→ **SET EXERCISE A**
Please turn the records, from their first line up to and including the line with "value-label: 20.0% — [332, 154, 367, 167]", into a numbered list, and leave out any blank lines.

BUSINESS Economist predicts steady expansion in China's GDP

BUSINESS

Economist predicts steady expansion in China's GDP

Xinhua

23:11, June 13, 2018

Night view of Guangzhou, Guangdong Province, July 20, 2017. (Photo: VCG)

BEIJING - The Chinese economy will maintain steady growth this year as structural reforms have made notable progress, an expert has said.

ICBC International economist Cheng Shi predicts China's GDP will grow 6.9 percent year-on-year in 2018, with continued strength from last year.

"We remain cautiously optimistic about China's economic future, and areas related to the new economy and consumption upgrades will create fresh investment opportunities," Cheng said.

The country's retail sales are expected to rise 10.3 percent for the whole year, fixed asset investment up 7.1 percent, and imports up 20.5 percent. Inflation will remain tame, with the consumer price index up 2.4 percent.

→ **MATERIAL SHOWN**
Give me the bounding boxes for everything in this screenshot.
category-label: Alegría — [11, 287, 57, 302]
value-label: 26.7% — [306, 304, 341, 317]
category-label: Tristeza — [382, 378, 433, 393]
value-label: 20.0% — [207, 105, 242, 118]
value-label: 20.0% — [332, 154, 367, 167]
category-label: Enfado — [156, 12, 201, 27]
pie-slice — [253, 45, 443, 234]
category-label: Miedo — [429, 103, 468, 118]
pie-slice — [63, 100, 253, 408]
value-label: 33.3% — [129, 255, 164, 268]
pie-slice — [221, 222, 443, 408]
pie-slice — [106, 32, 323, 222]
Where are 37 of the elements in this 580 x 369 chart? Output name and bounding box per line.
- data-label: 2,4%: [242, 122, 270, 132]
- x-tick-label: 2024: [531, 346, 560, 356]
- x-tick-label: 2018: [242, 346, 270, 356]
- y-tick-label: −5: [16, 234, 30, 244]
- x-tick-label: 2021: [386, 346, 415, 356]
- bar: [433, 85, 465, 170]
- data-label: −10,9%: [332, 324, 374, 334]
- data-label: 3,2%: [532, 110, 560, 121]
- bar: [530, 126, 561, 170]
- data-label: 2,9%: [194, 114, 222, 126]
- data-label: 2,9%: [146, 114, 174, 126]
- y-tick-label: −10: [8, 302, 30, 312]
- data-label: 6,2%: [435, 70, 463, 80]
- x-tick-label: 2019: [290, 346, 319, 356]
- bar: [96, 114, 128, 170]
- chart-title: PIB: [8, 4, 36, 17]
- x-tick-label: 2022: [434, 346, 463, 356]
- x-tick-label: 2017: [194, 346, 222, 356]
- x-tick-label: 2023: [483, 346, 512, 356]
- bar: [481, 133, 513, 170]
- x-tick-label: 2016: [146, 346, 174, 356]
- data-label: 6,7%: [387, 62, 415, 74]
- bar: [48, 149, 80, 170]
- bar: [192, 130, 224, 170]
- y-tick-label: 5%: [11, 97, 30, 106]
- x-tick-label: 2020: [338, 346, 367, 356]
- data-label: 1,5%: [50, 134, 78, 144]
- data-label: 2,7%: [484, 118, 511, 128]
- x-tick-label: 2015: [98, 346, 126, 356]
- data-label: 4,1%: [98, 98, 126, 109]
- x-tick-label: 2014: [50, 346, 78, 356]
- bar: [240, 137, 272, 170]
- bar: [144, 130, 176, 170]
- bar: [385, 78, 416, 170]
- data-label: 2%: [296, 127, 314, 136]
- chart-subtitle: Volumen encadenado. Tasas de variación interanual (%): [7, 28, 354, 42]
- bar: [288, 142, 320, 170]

→ **SET EXERCISE B**
Recast the paragraph of the China GDP article that begins "The country's retail sales" as a short bulleted list that keeps each forecast figure.

→ **FINAL ANSWER A**
1. Give me the bounding boxes for everything in this screenshot.
2. category-label: Alegría — [11, 287, 57, 302]
3. value-label: 26.7% — [306, 304, 341, 317]
4. category-label: Tristeza — [382, 378, 433, 393]
5. value-label: 20.0% — [207, 105, 242, 118]
6. value-label: 20.0% — [332, 154, 367, 167]

→ **FINAL ANSWER B**
- Retail sales: up 10.3 percent for the whole year
- Fixed asset investment: up 7.1 percent
- Imports: up 20.5 percent
- Inflation: tame, with the consumer price index up 2.4 percent